====== Supplied data

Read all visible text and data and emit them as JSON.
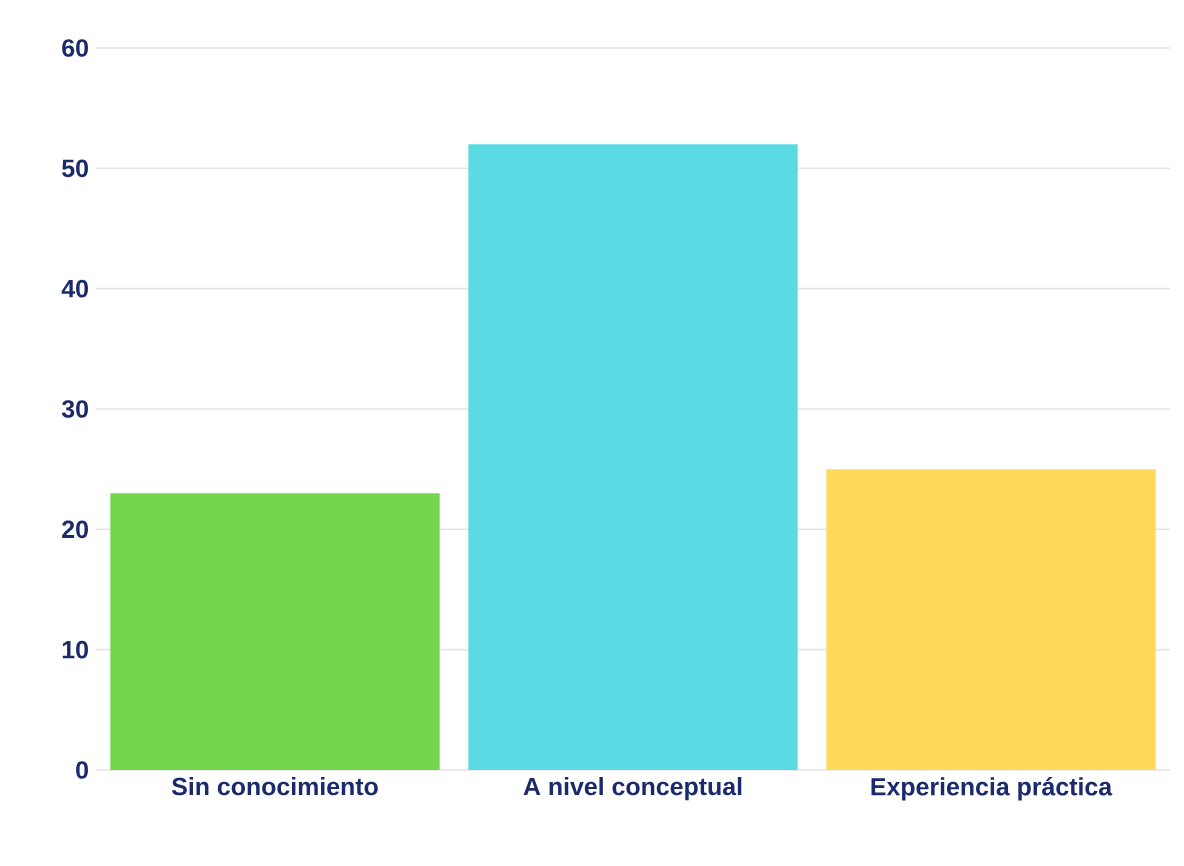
{
  "chart_data": {
    "type": "bar",
    "categories": [
      "Sin conocimiento",
      "A nivel conceptual",
      "Experiencia práctica"
    ],
    "values": [
      23,
      52,
      25
    ],
    "colors": [
      "#72d64f",
      "#5adbe3",
      "#ffd95a"
    ],
    "ylim": [
      0,
      60
    ],
    "yticks": [
      0,
      10,
      20,
      30,
      40,
      50,
      60
    ],
    "grid": "y"
  }
}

============

● Task to carry out: Give an exact reproduction of every line, leaving out any picture.

● Response to this exercise:
Read all visible text and data and emit them as JSON.
{
  "chart_data": {
    "type": "bar",
    "categories": [
      "Sin conocimiento",
      "A nivel conceptual",
      "Experiencia práctica"
    ],
    "values": [
      23,
      52,
      25
    ],
    "colors": [
      "#72d64f",
      "#5adbe3",
      "#ffd95a"
    ],
    "ylim": [
      0,
      60
    ],
    "yticks": [
      0,
      10,
      20,
      30,
      40,
      50,
      60
    ],
    "grid": "y"
  }
}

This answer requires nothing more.